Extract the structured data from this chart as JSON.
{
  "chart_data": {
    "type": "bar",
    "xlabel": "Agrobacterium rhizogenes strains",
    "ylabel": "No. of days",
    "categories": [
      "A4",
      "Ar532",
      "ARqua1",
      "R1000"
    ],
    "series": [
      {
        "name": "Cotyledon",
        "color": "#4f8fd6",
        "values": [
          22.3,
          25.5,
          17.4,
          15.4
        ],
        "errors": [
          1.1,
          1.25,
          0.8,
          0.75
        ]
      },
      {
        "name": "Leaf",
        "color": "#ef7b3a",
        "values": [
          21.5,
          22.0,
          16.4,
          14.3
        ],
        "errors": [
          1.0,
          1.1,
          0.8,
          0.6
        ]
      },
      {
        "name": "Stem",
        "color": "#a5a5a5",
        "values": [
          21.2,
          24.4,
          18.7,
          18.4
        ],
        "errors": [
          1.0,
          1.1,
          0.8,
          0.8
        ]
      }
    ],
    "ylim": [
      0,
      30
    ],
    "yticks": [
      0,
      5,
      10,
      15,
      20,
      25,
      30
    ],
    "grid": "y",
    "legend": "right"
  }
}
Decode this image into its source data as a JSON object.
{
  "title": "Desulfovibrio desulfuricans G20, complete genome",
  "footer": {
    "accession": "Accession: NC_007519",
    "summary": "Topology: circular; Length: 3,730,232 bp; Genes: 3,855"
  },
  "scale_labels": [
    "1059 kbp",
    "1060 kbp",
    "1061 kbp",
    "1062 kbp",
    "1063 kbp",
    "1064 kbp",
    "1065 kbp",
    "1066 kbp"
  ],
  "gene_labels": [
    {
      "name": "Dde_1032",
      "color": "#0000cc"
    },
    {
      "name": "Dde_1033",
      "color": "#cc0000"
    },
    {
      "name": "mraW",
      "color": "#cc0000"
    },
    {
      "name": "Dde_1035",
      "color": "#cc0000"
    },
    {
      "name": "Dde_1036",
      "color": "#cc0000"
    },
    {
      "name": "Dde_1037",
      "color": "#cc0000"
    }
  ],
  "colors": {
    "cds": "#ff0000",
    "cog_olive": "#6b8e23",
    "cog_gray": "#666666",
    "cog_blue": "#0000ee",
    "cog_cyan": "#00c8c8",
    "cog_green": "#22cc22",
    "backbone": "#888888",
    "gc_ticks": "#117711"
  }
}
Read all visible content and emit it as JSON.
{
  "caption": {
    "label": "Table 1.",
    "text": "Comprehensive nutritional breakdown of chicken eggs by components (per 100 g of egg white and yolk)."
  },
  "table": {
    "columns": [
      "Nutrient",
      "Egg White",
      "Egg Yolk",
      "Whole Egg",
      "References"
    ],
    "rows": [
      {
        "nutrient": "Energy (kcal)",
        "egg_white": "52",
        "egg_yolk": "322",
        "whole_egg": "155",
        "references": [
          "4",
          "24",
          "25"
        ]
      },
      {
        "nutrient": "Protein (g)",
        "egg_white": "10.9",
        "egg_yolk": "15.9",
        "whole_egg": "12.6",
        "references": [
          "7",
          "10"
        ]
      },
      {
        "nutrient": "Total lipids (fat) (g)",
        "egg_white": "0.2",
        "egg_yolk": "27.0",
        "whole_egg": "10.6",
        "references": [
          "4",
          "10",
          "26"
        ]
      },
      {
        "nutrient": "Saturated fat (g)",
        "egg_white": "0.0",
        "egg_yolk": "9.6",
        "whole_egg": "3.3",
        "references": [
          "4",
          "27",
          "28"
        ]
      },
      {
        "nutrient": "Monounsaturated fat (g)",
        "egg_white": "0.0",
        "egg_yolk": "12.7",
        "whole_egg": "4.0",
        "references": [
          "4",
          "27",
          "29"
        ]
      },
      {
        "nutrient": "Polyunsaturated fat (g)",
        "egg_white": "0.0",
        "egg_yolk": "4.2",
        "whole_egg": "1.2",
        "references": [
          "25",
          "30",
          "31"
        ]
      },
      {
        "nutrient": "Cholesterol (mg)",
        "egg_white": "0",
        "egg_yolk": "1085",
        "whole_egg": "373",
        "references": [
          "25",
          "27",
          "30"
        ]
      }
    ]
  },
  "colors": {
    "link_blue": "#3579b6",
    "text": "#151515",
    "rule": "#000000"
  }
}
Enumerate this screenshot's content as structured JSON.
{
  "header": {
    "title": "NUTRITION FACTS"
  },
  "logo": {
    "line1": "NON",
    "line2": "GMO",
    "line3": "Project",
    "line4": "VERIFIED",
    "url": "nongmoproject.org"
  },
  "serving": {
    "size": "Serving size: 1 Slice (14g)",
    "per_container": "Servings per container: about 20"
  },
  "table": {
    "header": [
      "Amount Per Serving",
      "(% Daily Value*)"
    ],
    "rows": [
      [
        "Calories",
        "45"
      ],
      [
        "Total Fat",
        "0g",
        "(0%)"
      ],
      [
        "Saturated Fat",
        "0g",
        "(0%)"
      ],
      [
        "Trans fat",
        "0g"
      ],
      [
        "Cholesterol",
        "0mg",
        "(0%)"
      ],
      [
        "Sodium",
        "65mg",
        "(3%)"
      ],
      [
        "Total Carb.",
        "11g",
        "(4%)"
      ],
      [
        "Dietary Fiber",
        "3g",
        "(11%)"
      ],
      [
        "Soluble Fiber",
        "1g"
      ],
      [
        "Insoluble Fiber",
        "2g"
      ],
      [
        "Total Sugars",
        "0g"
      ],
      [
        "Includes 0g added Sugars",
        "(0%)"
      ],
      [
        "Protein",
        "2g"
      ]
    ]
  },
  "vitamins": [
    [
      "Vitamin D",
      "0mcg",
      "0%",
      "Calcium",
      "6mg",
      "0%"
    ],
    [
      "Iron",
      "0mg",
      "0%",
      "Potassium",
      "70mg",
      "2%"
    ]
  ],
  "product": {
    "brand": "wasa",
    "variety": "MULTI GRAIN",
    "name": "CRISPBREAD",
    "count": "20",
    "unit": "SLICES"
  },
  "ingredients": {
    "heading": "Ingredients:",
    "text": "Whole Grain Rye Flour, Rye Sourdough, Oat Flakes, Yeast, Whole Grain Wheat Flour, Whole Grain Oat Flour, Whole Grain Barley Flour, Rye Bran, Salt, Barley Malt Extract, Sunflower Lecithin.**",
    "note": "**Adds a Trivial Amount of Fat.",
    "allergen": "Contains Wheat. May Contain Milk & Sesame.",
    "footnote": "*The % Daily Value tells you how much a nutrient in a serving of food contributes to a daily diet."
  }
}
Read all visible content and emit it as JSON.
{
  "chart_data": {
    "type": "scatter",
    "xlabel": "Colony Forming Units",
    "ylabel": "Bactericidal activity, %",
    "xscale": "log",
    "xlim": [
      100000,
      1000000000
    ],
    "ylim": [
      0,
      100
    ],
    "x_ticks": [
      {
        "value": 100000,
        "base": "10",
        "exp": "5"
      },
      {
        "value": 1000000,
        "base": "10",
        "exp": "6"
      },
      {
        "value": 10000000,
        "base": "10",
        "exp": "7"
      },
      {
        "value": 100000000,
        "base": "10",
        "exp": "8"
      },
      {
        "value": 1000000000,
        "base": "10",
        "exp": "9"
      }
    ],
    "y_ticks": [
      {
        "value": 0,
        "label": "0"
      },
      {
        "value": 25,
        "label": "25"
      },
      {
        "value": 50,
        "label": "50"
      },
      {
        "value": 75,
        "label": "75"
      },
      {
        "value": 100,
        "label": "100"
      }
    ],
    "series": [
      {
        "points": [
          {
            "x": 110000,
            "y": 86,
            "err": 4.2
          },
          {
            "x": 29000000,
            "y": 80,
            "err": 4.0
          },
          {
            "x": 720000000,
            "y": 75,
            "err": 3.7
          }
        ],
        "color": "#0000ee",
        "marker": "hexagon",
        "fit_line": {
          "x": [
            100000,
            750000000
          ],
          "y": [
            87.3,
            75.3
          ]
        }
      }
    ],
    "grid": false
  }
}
□ □ □
The required output is each line of the entries that contains the word "name".

        "name": "Cotyledon",
        "name": "Leaf",
        "name": "Stem",
      "name": "Dde_1032",
      "name": "Dde_1033",
      "name": "mraW",
      "name": "Dde_1035",
      "name": "Dde_1036",
      "name": "Dde_1037",
    "name": "CRISPBREAD",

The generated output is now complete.